* Отрывок текста:
--------------------------------------------------

Через некоторое время после этого разговора я узнал, что одна моя не очень близкая знакомая получила разрешение съездить в Париж по приглашению своего брата. Я набрался смелости и сказал ей все приличествующие такому случаю слова – что никогда ни о чем не посмел бы просить для себя, но такая ситуация: погибает крупный ученый и прекрасный человек, надо его спасти. Поездка подобного рода была в те времена невероятной редкостью, но моей знакомой фантастически не повезло. Две недели, которые ей довелось провести в Париже, выпали на май 1968 года, когда город был охвачен студенческими волнениями, принявшими такой размах, что они едва не привели к свержению де Голля. Она провела все это время взаперти, потому что выйти на улицу было смертельно опасно: можно было запросто получить пулю. Но она все-таки не забыла о моей просьбе, и ее брат, несмотря на известный риск, сходил в ближайшую аптеку и купил требуемое лекарство.

--------------------------------------------------

* Сохраненные записи:

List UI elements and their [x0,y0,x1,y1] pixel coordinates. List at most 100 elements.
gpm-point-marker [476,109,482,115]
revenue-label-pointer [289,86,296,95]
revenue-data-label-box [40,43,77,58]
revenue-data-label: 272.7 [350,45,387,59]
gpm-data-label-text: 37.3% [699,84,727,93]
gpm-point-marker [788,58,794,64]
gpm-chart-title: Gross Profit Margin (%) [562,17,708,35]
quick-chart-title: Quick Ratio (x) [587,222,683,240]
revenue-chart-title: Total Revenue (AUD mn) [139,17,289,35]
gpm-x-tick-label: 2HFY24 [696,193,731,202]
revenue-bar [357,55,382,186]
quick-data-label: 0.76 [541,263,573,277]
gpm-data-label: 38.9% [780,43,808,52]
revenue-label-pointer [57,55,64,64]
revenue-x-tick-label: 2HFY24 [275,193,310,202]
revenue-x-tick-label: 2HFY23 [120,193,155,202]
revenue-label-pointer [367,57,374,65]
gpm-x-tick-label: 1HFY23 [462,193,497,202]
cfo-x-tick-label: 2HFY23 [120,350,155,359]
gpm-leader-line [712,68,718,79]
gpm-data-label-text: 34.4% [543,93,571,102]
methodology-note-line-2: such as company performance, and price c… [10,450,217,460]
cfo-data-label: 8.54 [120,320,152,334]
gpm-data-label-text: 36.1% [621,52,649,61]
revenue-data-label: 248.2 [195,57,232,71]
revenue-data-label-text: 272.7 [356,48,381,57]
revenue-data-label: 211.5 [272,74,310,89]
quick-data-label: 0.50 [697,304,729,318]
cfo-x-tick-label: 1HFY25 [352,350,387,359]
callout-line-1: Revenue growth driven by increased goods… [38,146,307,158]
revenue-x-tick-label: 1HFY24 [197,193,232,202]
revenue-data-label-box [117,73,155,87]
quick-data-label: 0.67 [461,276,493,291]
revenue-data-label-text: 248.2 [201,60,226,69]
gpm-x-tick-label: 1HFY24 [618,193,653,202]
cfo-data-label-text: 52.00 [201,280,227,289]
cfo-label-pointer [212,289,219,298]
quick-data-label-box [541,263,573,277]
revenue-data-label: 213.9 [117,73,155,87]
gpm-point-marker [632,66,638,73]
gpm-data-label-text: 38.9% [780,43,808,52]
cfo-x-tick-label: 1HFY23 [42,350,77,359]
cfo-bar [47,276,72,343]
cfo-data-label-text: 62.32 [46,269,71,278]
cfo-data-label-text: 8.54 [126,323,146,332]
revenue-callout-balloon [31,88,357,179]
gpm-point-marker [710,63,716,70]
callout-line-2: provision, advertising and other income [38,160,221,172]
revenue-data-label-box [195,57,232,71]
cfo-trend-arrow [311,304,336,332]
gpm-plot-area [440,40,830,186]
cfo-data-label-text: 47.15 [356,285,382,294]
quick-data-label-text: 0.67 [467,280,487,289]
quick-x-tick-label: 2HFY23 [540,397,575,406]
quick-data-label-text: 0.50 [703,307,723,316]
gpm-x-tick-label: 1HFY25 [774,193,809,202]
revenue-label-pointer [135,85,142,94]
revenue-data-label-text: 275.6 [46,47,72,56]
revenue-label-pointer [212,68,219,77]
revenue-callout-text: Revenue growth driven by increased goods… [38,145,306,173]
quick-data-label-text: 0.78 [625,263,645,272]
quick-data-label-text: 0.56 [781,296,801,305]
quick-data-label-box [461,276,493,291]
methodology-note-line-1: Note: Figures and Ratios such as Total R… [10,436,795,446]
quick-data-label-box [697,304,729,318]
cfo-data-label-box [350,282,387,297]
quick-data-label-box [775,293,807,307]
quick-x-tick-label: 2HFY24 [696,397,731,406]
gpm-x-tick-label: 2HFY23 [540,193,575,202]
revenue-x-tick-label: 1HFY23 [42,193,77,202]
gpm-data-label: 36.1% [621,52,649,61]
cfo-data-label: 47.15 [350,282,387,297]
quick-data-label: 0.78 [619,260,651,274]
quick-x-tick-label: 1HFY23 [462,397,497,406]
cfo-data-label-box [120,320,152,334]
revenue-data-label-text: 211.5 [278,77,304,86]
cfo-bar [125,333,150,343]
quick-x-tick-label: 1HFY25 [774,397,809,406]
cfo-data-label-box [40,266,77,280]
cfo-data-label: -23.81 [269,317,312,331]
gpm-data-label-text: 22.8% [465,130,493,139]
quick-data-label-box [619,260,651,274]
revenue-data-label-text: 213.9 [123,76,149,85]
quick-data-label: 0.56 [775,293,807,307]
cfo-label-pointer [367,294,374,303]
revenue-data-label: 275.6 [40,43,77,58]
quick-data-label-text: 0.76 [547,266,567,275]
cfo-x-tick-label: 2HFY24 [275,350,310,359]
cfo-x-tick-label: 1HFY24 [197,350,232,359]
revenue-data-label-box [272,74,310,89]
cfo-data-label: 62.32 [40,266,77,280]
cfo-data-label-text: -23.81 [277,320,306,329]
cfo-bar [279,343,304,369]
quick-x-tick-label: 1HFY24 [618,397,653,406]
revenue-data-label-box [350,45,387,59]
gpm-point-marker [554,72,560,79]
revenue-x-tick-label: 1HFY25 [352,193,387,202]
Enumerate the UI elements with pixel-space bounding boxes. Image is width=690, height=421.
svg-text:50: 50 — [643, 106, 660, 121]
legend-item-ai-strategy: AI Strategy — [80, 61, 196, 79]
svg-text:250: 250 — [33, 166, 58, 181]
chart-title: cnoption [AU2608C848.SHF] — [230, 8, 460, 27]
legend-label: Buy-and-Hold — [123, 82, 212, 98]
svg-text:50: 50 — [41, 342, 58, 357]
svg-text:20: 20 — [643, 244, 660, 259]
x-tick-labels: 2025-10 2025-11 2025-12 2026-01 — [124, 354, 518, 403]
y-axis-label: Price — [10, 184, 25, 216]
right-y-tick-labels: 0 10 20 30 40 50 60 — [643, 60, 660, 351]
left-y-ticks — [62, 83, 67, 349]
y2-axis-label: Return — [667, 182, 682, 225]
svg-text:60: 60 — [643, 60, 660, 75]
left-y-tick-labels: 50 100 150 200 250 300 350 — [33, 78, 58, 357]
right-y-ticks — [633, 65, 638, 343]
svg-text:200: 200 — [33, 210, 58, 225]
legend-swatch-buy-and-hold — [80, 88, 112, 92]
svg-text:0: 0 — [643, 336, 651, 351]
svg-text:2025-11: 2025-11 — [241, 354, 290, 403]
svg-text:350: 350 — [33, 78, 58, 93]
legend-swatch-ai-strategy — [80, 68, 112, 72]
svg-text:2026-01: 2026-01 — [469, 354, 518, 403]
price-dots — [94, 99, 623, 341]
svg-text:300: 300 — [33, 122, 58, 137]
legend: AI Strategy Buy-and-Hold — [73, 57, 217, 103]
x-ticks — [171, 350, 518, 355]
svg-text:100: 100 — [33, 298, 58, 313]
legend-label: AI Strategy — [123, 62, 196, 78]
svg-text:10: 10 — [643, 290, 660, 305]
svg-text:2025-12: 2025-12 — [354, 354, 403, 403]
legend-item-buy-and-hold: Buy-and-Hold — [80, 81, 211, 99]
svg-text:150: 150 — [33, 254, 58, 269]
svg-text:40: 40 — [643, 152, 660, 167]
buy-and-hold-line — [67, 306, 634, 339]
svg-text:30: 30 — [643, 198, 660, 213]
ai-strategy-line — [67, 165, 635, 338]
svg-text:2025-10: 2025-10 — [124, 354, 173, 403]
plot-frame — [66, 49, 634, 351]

--------------------------------------------------

* Что сделать:
a – Объясните по отрывку о поездке в Париж, почему знакомая провела все две недели взаперти.
b – Допишите отрывок о поездке в Париж дальше, начиная сразу после его последнего предложения.
Записи для работы не понадобятся.

* Ответы по заданиям:
a – В мае 1968 года Париж был охвачен студенческими волнениями, и выходить на улицу было смертельно опасно: можно было запросто получить пулю. Поэтому знакомая все это время не покидала помещения.

b –
Легко себе представить мой восторг, когда я отправлял в Ленинград драгоценную бандероль, и слова благодарности, которые я выслушал от Мануйлова. Вскоре я опять пришел к нему в гости и поинтересовался, как ему удается решать проблемы с глазным лекарством. Он всплеснул руками: «Все забываю вам рассказать! Оказалось, что оно-то меня и губило. Как только я перестал его принимать, все проблемы сошли на нет».
В 1981 году Мануйлов оказал мне большую услугу. В Совете ЛГУ должна была состояться защита первой диссертации, подготовленной под моим руководством, но мне никак не удавалось подыскать первого оппонента. Тема была непростая – «Романтизм Вяземского». К Вяземскому применимо сказанное о себе Федором Глинкой: «Я не классик и не романтик, а что-то…»[62]
Вяземский тоже был «что-то». Я сам себе напоминал героя известного фельетона Ильфа и Петрова, метавшегося в поисках человека, который достал бы ему билет в Ейск: «может, но не хочет», «хочет, но не может», «может, но сволочь»… Как не раз бывало, помог совет Георгия Михайловича Фридлендера, предложившего кандидатуру Мануйлова. Тот дал согласие, и все прошло безупречно.Приобретением Лермонтовских конференций были для меня Алла Александровна Жук, жившая и работавшая в Саратове, и москвичка, сотрудница ИМЛИ, Ираида Ефимовна Усок.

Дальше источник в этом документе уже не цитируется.